- **WORK REQUIRED**
Using the entries that follow, collect the lines where the word "hydrophilic" appears.

(Document transcription data)
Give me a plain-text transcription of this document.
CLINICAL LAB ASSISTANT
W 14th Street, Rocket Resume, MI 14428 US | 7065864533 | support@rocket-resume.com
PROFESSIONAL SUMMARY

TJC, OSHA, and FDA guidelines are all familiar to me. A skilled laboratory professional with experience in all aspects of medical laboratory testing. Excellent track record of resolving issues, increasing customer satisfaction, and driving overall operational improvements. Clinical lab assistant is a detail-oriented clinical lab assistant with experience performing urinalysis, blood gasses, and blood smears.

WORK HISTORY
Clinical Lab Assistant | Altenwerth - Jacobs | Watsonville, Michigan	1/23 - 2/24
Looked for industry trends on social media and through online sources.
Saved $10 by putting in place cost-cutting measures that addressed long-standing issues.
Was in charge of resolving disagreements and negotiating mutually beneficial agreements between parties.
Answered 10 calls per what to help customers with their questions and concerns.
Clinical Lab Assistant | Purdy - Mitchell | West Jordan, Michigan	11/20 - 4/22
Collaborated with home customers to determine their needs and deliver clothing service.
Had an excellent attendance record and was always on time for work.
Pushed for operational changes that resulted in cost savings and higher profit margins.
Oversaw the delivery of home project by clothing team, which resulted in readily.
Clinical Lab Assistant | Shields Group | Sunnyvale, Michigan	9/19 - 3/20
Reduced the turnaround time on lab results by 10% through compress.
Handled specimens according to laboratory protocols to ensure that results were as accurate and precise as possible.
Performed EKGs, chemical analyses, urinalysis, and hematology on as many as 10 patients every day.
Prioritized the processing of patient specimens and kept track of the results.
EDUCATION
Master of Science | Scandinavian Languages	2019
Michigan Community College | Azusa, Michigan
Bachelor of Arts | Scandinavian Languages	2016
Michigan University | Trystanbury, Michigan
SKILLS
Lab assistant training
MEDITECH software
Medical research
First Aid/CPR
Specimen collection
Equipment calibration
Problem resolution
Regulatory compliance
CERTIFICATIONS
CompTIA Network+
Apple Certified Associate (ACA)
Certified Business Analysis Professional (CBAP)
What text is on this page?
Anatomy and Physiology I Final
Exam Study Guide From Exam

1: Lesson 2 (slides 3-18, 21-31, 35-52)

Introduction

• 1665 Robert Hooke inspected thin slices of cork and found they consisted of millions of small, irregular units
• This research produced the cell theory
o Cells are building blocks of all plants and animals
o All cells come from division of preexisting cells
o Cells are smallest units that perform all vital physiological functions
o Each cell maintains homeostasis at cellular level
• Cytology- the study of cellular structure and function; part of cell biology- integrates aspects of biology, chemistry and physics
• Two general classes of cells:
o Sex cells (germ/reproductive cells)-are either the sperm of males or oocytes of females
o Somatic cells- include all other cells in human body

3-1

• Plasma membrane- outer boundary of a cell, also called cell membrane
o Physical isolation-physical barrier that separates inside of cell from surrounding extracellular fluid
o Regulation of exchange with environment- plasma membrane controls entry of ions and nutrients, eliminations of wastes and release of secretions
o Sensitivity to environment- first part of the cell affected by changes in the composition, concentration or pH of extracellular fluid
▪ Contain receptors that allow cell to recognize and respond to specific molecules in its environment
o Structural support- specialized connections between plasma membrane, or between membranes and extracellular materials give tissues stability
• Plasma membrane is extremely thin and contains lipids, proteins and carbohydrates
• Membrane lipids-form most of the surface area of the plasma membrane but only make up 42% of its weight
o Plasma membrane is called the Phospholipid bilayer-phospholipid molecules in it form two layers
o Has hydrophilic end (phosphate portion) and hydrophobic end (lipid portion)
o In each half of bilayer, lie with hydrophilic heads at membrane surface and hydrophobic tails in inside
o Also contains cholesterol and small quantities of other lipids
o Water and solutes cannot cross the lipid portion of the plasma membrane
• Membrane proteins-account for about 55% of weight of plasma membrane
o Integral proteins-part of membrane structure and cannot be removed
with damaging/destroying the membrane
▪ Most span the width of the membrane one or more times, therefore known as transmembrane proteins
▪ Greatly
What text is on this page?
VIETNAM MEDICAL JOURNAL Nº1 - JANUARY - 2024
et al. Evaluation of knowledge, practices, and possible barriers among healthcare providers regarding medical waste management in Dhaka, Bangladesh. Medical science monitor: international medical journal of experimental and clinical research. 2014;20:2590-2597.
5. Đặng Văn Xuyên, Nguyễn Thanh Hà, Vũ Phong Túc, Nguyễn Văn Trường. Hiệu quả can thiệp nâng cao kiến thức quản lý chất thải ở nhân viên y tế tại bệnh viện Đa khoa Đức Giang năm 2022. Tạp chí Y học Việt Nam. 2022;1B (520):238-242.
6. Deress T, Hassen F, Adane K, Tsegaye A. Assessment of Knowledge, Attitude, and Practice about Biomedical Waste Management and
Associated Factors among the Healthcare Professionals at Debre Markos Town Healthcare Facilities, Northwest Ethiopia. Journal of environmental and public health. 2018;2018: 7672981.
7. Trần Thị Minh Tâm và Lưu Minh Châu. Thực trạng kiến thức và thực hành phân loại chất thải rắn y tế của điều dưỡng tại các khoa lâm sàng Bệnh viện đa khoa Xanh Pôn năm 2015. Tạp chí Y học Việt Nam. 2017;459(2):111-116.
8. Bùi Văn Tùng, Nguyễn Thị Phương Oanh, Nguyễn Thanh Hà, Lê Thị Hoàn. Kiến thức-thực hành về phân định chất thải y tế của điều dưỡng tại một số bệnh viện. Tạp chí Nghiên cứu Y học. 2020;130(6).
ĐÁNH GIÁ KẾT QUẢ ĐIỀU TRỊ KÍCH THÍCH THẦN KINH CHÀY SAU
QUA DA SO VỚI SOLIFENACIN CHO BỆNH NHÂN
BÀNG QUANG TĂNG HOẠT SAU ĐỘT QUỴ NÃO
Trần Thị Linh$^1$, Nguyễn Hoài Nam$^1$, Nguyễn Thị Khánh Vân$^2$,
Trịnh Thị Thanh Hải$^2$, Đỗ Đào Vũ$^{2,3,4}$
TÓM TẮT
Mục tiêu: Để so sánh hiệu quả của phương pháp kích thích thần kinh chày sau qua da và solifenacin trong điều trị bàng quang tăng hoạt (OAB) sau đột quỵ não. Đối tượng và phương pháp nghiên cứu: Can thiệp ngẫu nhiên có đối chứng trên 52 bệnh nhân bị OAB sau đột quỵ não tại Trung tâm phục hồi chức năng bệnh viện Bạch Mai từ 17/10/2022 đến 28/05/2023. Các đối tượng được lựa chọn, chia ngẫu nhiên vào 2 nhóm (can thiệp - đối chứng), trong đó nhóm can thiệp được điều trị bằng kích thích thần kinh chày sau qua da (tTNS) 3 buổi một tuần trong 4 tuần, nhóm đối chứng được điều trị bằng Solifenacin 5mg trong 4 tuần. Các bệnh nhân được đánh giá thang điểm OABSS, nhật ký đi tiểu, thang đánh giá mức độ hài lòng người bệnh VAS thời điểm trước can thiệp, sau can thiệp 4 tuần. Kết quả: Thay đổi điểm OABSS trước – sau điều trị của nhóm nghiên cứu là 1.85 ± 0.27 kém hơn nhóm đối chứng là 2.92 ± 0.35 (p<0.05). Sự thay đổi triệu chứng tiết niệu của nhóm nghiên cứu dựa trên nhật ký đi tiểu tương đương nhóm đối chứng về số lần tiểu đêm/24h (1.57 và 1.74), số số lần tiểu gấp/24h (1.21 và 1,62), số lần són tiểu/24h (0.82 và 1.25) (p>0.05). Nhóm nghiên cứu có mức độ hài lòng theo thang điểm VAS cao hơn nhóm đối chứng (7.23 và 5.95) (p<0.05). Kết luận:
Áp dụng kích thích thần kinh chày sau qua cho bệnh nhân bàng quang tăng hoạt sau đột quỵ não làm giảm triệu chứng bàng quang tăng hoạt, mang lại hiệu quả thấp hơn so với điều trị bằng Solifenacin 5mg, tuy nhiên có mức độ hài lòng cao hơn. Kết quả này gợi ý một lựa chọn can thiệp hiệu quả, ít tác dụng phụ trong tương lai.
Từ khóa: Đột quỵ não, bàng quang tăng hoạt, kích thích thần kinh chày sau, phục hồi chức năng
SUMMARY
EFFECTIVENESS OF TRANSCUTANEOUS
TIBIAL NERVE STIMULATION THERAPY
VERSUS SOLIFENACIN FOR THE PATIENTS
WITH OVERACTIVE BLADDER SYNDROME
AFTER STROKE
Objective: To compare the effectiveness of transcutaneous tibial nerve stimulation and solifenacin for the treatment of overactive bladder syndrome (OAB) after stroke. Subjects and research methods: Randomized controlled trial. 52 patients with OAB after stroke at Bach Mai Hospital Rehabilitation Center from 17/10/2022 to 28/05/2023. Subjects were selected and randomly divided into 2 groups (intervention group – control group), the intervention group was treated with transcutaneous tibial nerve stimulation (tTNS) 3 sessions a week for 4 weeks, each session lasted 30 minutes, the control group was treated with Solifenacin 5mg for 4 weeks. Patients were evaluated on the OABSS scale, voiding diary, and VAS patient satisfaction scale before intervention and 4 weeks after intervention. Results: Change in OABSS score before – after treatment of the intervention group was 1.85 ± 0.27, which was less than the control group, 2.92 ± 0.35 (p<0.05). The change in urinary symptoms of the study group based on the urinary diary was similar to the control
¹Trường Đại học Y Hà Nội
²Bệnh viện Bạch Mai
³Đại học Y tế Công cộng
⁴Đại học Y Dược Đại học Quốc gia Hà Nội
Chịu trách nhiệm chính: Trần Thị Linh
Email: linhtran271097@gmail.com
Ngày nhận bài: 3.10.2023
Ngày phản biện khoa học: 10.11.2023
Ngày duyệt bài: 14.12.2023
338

- **OUTPUT OF THE TASK**
o Has hydrophilic end (phosphate portion) and hydrophobic end (lipid portion)
o In each half of bilayer, lie with hydrophilic heads at membrane surface and hydrophobic tails in inside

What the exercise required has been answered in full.